** Brief **
Only the number is wanted: how many lines in the data contain "ESPECIAL"?

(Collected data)

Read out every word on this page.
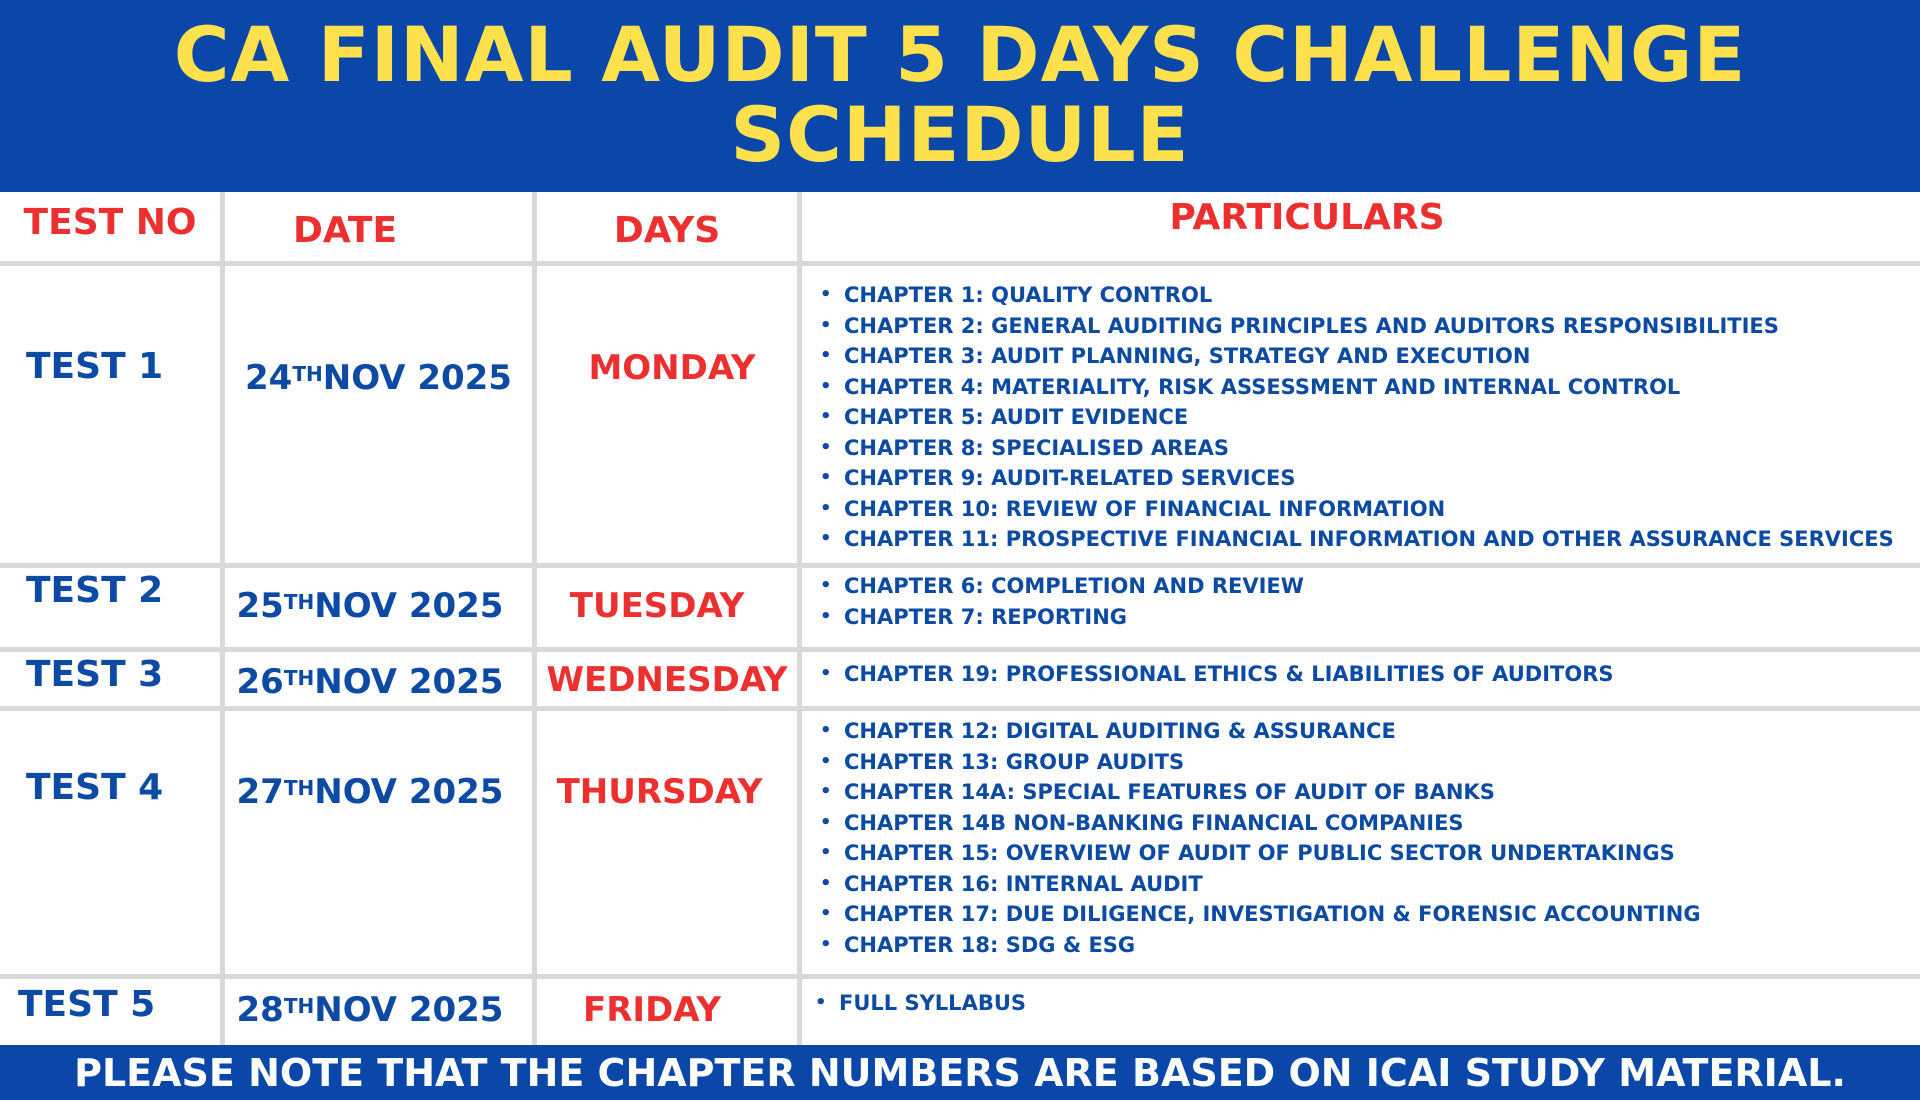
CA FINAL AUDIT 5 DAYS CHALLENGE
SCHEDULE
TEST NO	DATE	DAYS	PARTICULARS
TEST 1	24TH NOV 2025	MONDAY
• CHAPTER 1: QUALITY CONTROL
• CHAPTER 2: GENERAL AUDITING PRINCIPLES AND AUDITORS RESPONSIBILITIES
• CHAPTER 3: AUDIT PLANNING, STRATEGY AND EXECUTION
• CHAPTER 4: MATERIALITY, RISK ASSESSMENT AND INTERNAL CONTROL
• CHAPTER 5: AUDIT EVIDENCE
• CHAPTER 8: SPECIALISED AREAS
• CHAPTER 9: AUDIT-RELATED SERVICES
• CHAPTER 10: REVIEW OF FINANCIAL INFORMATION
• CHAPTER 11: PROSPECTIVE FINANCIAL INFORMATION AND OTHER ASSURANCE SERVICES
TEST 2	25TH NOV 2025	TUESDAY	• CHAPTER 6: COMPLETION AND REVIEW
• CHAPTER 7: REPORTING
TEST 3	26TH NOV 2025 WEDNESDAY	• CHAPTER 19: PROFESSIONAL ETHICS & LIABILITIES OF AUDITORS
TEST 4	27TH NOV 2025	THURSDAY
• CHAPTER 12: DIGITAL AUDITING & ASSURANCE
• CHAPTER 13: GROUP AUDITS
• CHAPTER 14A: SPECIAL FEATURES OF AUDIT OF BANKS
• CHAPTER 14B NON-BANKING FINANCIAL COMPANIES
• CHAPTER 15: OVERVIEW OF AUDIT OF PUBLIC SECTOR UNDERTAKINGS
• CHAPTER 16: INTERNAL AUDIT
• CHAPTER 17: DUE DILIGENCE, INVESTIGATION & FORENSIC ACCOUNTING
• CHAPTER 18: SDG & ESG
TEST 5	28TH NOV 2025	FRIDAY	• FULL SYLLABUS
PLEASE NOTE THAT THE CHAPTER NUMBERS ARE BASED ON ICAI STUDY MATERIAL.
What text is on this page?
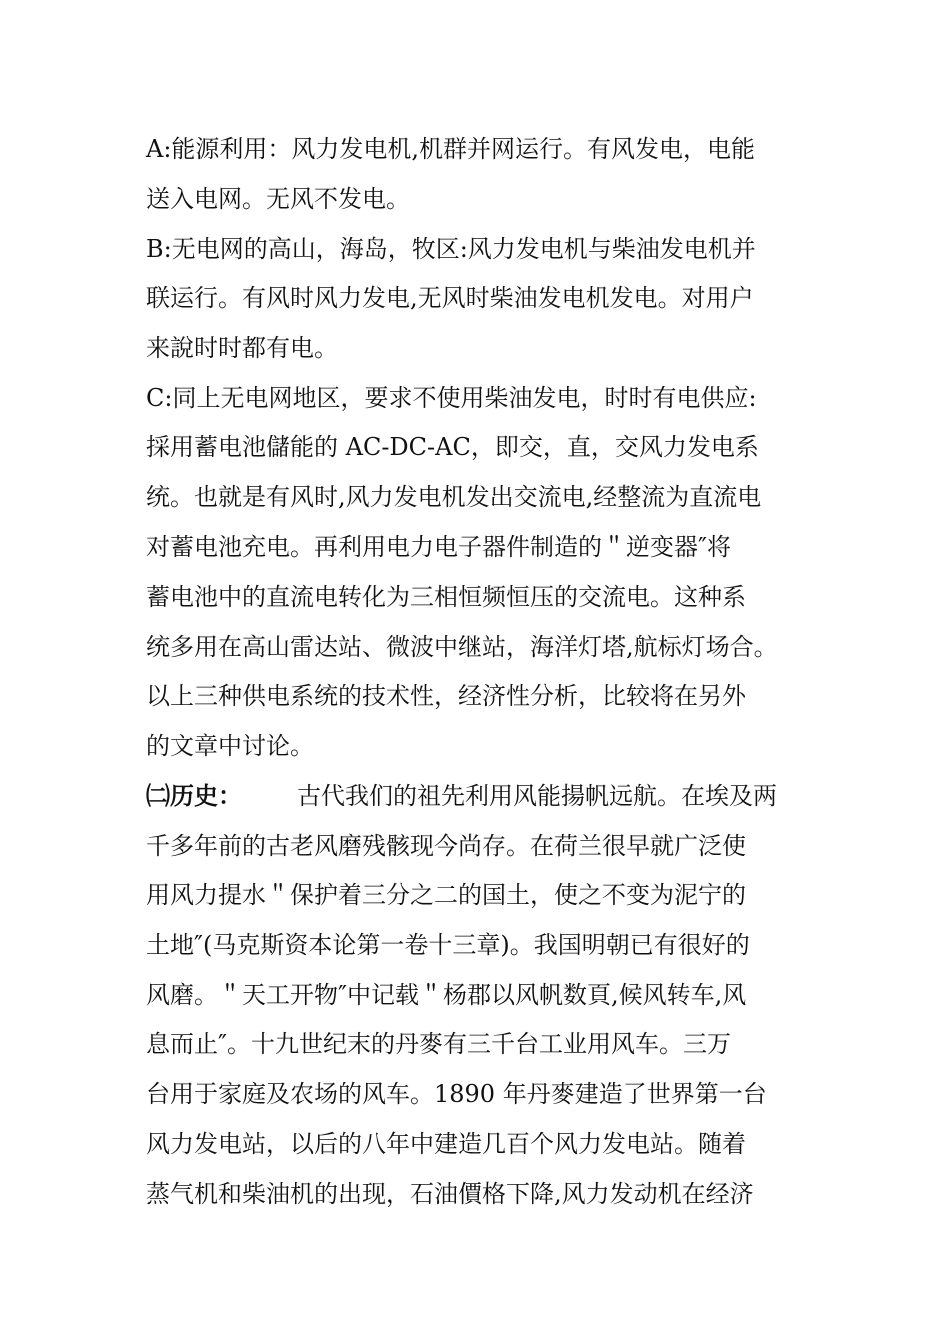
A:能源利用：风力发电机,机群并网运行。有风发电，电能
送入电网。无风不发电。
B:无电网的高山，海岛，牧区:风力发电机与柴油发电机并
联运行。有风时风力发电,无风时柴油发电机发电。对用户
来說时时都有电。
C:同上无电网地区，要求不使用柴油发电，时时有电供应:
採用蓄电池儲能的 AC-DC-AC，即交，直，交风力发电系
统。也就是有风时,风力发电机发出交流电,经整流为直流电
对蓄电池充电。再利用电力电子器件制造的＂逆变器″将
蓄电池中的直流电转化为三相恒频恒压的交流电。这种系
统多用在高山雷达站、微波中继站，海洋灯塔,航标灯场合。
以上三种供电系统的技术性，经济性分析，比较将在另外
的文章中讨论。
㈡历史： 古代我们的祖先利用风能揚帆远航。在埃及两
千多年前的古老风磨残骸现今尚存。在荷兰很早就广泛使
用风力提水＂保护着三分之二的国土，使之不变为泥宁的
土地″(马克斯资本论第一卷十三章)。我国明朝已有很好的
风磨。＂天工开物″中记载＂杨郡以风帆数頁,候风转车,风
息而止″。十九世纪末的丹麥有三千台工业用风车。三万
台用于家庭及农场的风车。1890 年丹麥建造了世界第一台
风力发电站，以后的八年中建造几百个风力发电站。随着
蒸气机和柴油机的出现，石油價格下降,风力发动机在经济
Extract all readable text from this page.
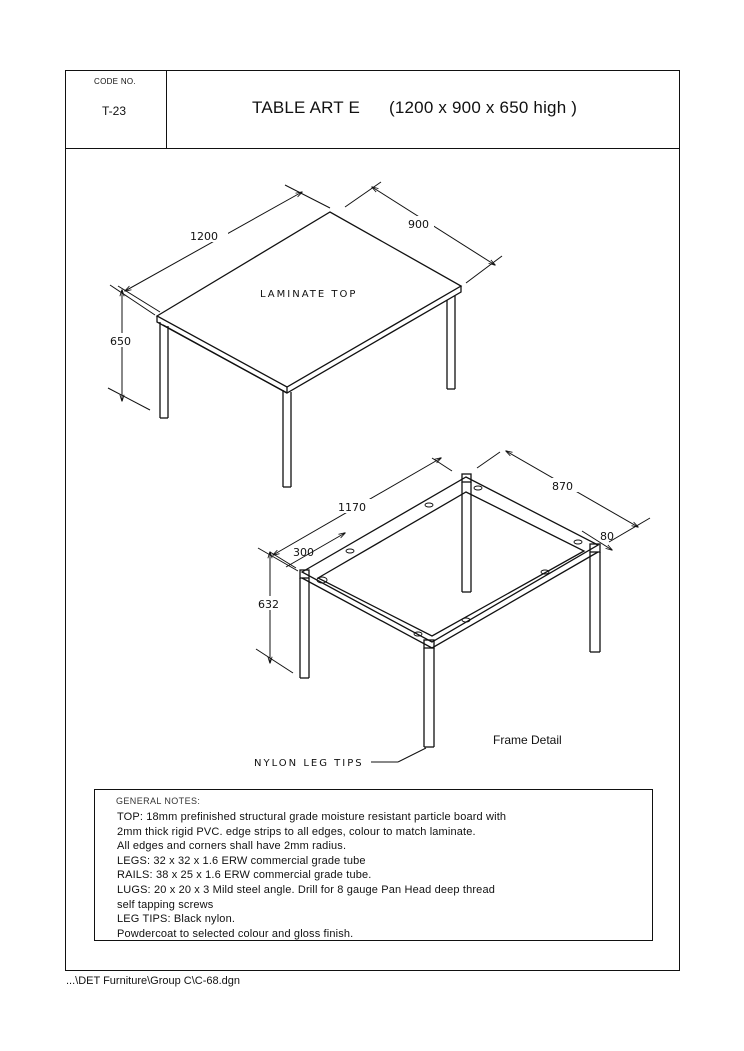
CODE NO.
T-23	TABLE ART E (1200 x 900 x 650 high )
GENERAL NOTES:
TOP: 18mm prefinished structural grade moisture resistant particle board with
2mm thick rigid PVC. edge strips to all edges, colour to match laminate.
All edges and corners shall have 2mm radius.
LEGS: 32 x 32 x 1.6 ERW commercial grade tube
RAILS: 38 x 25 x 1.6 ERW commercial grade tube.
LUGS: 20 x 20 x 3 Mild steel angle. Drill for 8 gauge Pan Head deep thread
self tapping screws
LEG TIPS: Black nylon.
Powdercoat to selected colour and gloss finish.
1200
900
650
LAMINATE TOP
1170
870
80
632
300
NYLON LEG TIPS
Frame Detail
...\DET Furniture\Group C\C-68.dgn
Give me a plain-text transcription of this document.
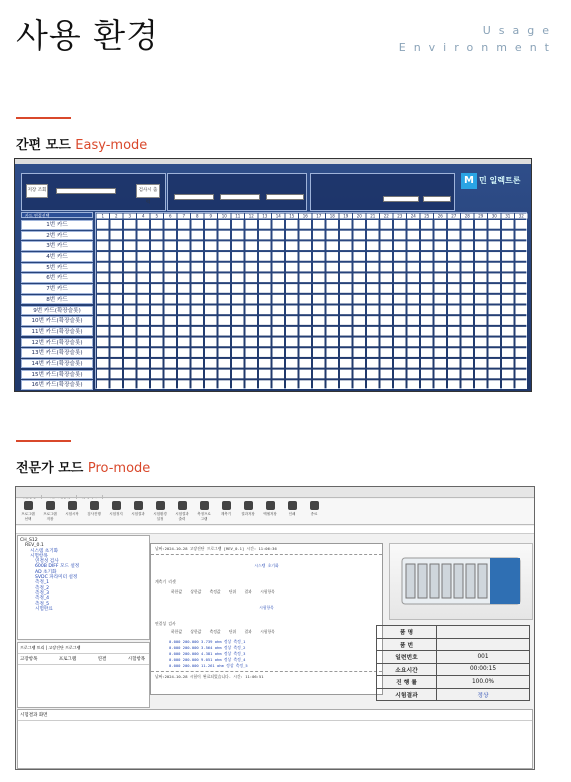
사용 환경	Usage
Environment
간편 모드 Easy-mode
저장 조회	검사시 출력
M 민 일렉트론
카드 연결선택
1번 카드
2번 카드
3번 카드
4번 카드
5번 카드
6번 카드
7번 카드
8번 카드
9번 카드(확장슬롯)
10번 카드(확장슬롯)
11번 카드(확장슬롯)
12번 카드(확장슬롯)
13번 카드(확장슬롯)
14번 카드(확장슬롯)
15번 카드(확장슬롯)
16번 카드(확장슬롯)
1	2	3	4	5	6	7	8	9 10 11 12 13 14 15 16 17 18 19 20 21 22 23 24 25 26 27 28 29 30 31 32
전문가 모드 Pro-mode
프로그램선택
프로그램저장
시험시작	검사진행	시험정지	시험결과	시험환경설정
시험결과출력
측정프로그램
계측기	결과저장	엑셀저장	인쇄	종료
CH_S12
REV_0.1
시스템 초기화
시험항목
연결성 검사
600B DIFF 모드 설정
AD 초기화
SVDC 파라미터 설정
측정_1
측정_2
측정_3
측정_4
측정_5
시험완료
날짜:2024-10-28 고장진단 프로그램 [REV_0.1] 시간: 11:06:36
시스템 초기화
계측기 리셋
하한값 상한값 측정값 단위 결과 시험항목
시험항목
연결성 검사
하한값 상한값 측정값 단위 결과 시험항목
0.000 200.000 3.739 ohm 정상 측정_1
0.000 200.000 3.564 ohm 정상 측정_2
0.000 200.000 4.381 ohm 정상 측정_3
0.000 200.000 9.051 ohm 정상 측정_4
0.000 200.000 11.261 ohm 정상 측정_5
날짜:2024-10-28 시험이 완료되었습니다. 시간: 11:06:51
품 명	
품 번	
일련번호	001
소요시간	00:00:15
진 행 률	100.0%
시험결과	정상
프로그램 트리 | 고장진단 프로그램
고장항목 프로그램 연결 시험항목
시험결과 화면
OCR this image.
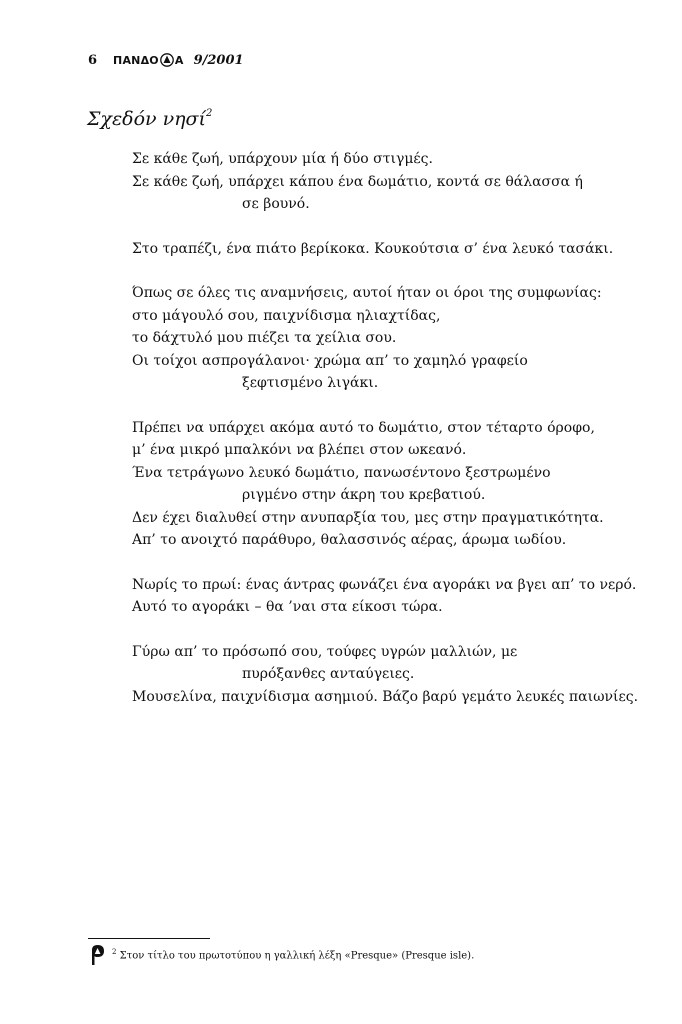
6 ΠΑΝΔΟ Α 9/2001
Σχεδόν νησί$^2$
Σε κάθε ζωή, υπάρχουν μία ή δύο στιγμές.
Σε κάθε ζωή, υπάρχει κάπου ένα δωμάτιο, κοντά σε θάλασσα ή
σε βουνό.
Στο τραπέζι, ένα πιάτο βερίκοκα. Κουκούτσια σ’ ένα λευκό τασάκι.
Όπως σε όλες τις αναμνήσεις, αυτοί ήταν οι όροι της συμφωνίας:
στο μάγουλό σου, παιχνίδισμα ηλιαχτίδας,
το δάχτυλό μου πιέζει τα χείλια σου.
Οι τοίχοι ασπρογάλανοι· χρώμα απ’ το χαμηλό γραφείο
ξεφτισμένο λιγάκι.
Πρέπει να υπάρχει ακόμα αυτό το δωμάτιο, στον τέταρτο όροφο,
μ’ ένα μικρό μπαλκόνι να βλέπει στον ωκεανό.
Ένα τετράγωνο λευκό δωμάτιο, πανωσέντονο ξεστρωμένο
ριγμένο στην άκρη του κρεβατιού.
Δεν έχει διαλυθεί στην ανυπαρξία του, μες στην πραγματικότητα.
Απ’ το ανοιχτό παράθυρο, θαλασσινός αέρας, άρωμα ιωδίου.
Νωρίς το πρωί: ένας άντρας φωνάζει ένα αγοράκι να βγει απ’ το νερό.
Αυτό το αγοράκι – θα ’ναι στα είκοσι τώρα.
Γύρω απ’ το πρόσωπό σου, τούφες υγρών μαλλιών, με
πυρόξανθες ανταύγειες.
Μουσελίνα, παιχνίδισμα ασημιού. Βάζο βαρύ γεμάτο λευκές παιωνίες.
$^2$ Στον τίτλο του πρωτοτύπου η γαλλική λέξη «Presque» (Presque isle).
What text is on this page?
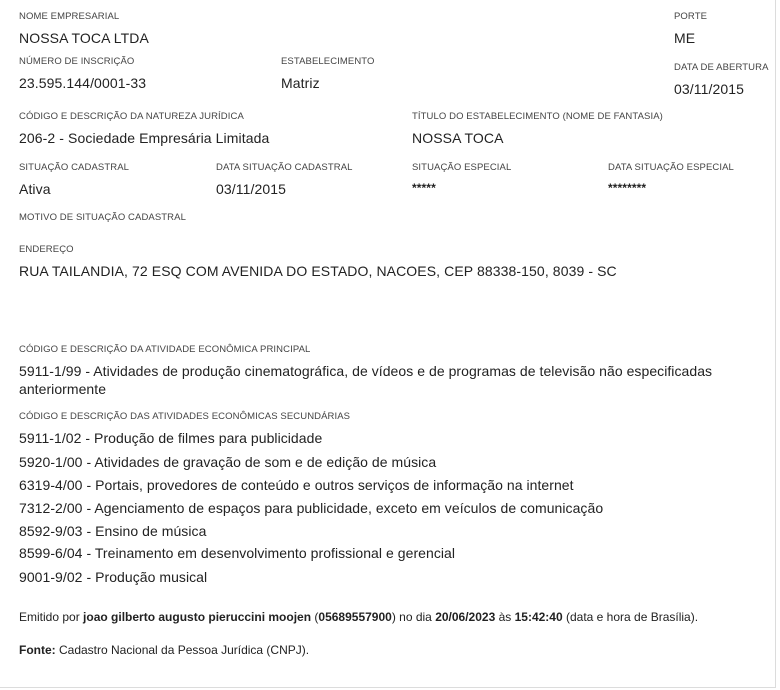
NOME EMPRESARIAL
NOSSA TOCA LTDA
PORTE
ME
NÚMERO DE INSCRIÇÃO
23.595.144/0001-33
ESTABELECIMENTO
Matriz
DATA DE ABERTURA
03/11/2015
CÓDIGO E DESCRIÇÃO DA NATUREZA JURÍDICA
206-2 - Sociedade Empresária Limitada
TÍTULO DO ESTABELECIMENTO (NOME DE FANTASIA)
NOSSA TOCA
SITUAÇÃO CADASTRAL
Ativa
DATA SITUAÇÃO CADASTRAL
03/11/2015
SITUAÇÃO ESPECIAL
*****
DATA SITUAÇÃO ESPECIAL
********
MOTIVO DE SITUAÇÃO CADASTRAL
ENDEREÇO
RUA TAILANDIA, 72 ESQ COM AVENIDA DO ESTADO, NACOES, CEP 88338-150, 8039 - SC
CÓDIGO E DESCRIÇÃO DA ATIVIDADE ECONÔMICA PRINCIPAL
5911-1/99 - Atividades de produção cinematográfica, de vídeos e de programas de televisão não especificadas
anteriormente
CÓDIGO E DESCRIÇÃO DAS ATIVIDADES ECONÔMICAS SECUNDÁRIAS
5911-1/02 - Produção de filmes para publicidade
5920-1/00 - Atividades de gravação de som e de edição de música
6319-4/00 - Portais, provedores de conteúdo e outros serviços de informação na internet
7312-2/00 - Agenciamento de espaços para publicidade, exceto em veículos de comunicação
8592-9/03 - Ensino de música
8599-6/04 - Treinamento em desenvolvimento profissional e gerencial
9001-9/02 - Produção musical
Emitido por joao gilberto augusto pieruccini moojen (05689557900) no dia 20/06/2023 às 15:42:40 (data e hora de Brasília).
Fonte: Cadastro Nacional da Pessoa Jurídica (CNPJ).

** Result below **
2